-- TASK OBJECTIVE --
Transcribe all of the material exactly, except for its pictures.

[Data extracted from a collection]

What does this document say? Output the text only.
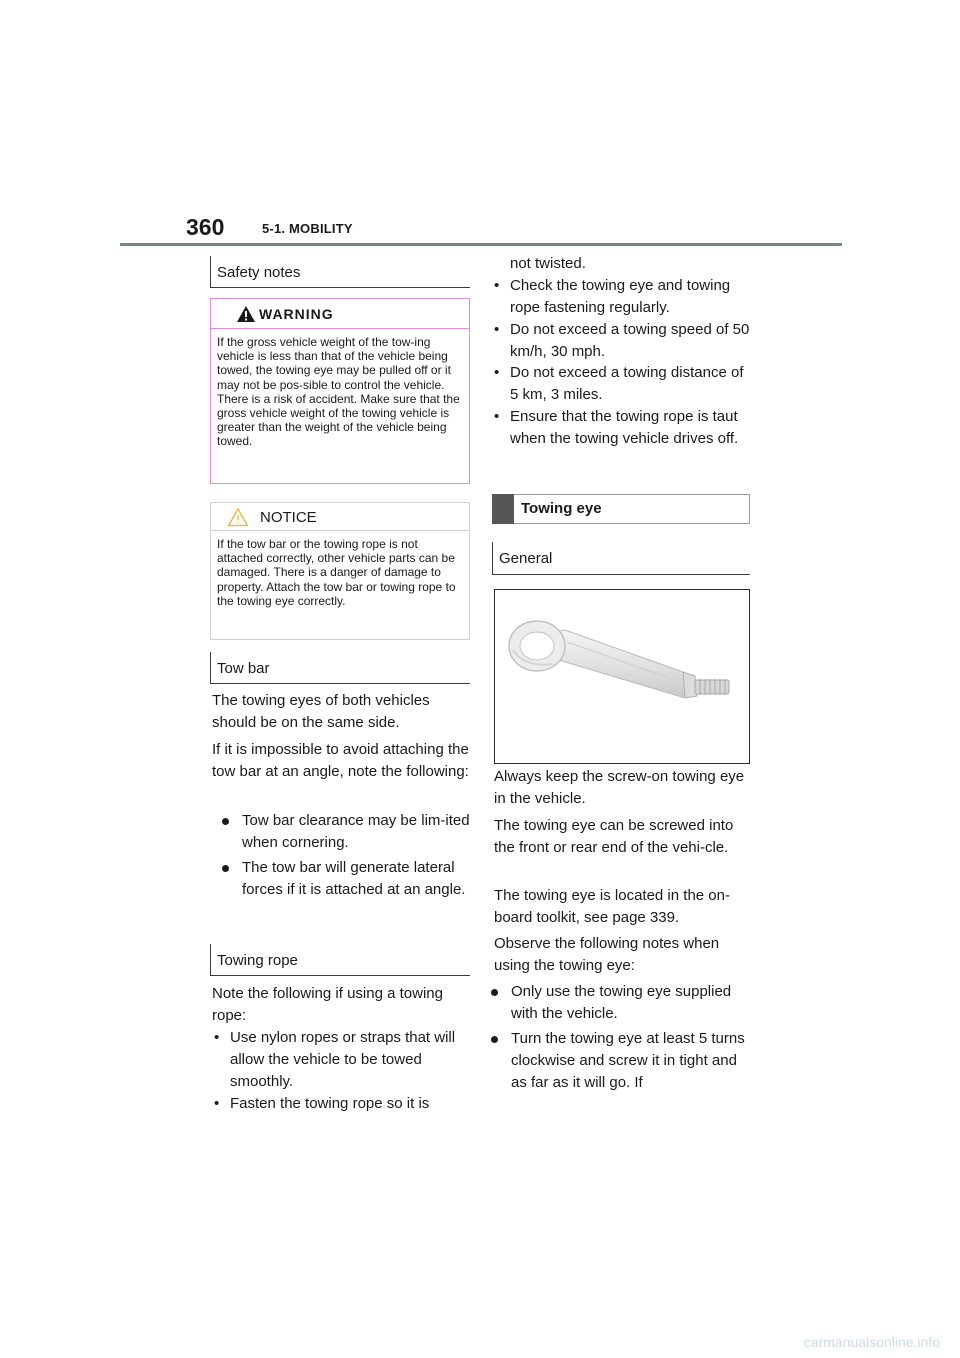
360	5-1. MOBILITY
Safety notes
WARNING
If the gross vehicle weight of the tow-ing vehicle is less than that of the vehicle being towed, the towing eye may be pulled off or it may not be pos-sible to control the vehicle. There is a risk of accident. Make sure that the gross vehicle weight of the towing vehicle is greater than the weight of the vehicle being towed.
NOTICE
If the tow bar or the towing rope is not attached correctly, other vehicle parts can be damaged. There is a danger of damage to property. Attach the tow bar or towing rope to the towing eye correctly.
Tow bar
The towing eyes of both vehicles should be on the same side.
If it is impossible to avoid attaching the tow bar at an angle, note the following:
Tow bar clearance may be lim-ited when cornering.
The tow bar will generate lateral forces if it is attached at an angle.
Towing rope
Note the following if using a towing rope:
• Use nylon ropes or straps that will allow the vehicle to be towed smoothly.
• Fasten the towing rope so it is
not twisted.
• Check the towing eye and towing rope fastening regularly.
• Do not exceed a towing speed of 50 km/h, 30 mph.
• Do not exceed a towing distance of 5 km, 3 miles.
• Ensure that the towing rope is taut when the towing vehicle drives off.
Towing eye
General
Always keep the screw-on towing eye in the vehicle.
The towing eye can be screwed into the front or rear end of the vehi-cle.
The towing eye is located in the on-board toolkit, see page 339.
Observe the following notes when using the towing eye:
Only use the towing eye supplied with the vehicle.
Turn the towing eye at least 5 turns clockwise and screw it in tight and as far as it will go. If
carmanualsonline.info
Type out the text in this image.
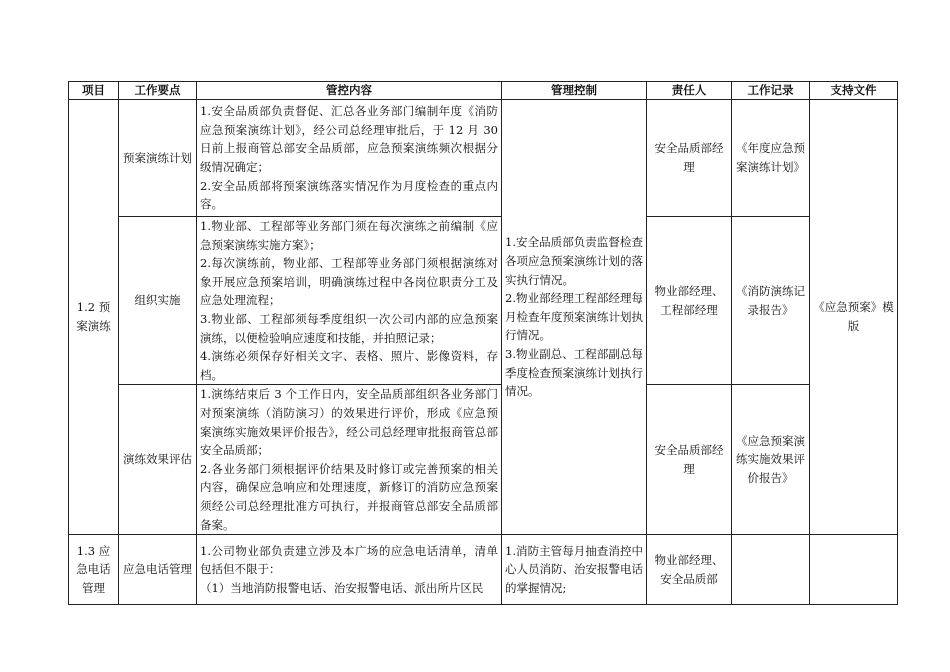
项目	工作要点	管控内容	管理控制	责任人	工作记录	支持文件
1.2 预案演练	预案演练计划	1.安全品质部负责督促、汇总各业务部门编制年度《消防应急预案演练计划》，经公司总经理审批后，于 12 月 30 日前上报商管总部安全品质部，应急预案演练频次根据分级情况确定；
2.安全品质部将预案演练落实情况作为月度检查的重点内容。	1.安全品质部负责监督检查各项应急预案演练计划的落实执行情况。
2.物业部经理工程部经理每月检查年度预案演练计划执行情况。
3.物业副总、工程部副总每季度检查预案演练计划执行情况。	安全品质部经理	《年度应急预案演练计划》	《应急预案》模版
	组织实施	1.物业部、工程部等业务部门须在每次演练之前编制《应急预案演练实施方案》；
2.每次演练前，物业部、工程部等业务部门须根据演练对象开展应急预案培训，明确演练过程中各岗位职责分工及应急处理流程；
3.物业部、工程部须每季度组织一次公司内部的应急预案演练，以便检验响应速度和技能，并拍照记录；
4.演练必须保存好相关文字、表格、照片、影像资料，存档。		物业部经理、工程部经理	《消防演练记录报告》	
	演练效果评估	1.演练结束后 3 个工作日内，安全品质部组织各业务部门对预案演练（消防演习）的效果进行评价，形成《应急预案演练实施效果评价报告》，经公司总经理审批报商管总部安全品质部；
2.各业务部门须根据评价结果及时修订或完善预案的相关内容，确保应急响应和处理速度，新修订的消防应急预案须经公司总经理批准方可执行，并报商管总部安全品质部备案。		安全品质部经理	《应急预案演练实施效果评价报告》	
1.3 应急电话管理	应急电话管理	1.公司物业部负责建立涉及本广场的应急电话清单，清单包括但不限于：
（1）当地消防报警电话、治安报警电话、派出所片区民	1.消防主管每月抽查消控中心人员消防、治安报警电话的掌握情况;	物业部经理、安全品质部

-- SOLUTION FOR THIS TASK --
What does this document say? Output the text only.
360	5-1. MOBILITY
Safety notes
WARNING
If the gross vehicle weight of the tow-ing vehicle is less than that of the vehicle being towed, the towing eye may be pulled off or it may not be pos-sible to control the vehicle. There is a risk of accident. Make sure that the gross vehicle weight of the towing vehicle is greater than the weight of the vehicle being towed.
NOTICE
If the tow bar or the towing rope is not attached correctly, other vehicle parts can be damaged. There is a danger of damage to property. Attach the tow bar or towing rope to the towing eye correctly.
Tow bar
The towing eyes of both vehicles should be on the same side.
If it is impossible to avoid attaching the tow bar at an angle, note the following:
Tow bar clearance may be lim-ited when cornering.
The tow bar will generate lateral forces if it is attached at an angle.
Towing rope
Note the following if using a towing rope:
• Use nylon ropes or straps that will allow the vehicle to be towed smoothly.
• Fasten the towing rope so it is
not twisted.
• Check the towing eye and towing rope fastening regularly.
• Do not exceed a towing speed of 50 km/h, 30 mph.
• Do not exceed a towing distance of 5 km, 3 miles.
• Ensure that the towing rope is taut when the towing vehicle drives off.
Towing eye
General
Always keep the screw-on towing eye in the vehicle.
The towing eye can be screwed into the front or rear end of the vehi-cle.
The towing eye is located in the on-board toolkit, see page 339.
Observe the following notes when using the towing eye:
Only use the towing eye supplied with the vehicle.
Turn the towing eye at least 5 turns clockwise and screw it in tight and as far as it will go. If
carmanualsonline.info
Type out the text in this image.
项目	工作要点	管控内容	管理控制	责任人	工作记录	支持文件
1.2 预案演练	预案演练计划	1.安全品质部负责督促、汇总各业务部门编制年度《消防应急预案演练计划》，经公司总经理审批后，于 12 月 30 日前上报商管总部安全品质部，应急预案演练频次根据分级情况确定；
2.安全品质部将预案演练落实情况作为月度检查的重点内容。	1.安全品质部负责监督检查各项应急预案演练计划的落实执行情况。
2.物业部经理工程部经理每月检查年度预案演练计划执行情况。
3.物业副总、工程部副总每季度检查预案演练计划执行情况。	安全品质部经理	《年度应急预案演练计划》	《应急预案》模版
	组织实施	1.物业部、工程部等业务部门须在每次演练之前编制《应急预案演练实施方案》；
2.每次演练前，物业部、工程部等业务部门须根据演练对象开展应急预案培训，明确演练过程中各岗位职责分工及应急处理流程；
3.物业部、工程部须每季度组织一次公司内部的应急预案演练，以便检验响应速度和技能，并拍照记录；
4.演练必须保存好相关文字、表格、照片、影像资料，存档。		物业部经理、工程部经理	《消防演练记录报告》	
	演练效果评估	1.演练结束后 3 个工作日内，安全品质部组织各业务部门对预案演练（消防演习）的效果进行评价，形成《应急预案演练实施效果评价报告》，经公司总经理审批报商管总部安全品质部；
2.各业务部门须根据评价结果及时修订或完善预案的相关内容，确保应急响应和处理速度，新修订的消防应急预案须经公司总经理批准方可执行，并报商管总部安全品质部备案。		安全品质部经理	《应急预案演练实施效果评价报告》	
1.3 应急电话管理	应急电话管理	1.公司物业部负责建立涉及本广场的应急电话清单，清单包括但不限于：
（1）当地消防报警电话、治安报警电话、派出所片区民	1.消防主管每月抽查消控中心人员消防、治安报警电话的掌握情况;	物业部经理、安全品质部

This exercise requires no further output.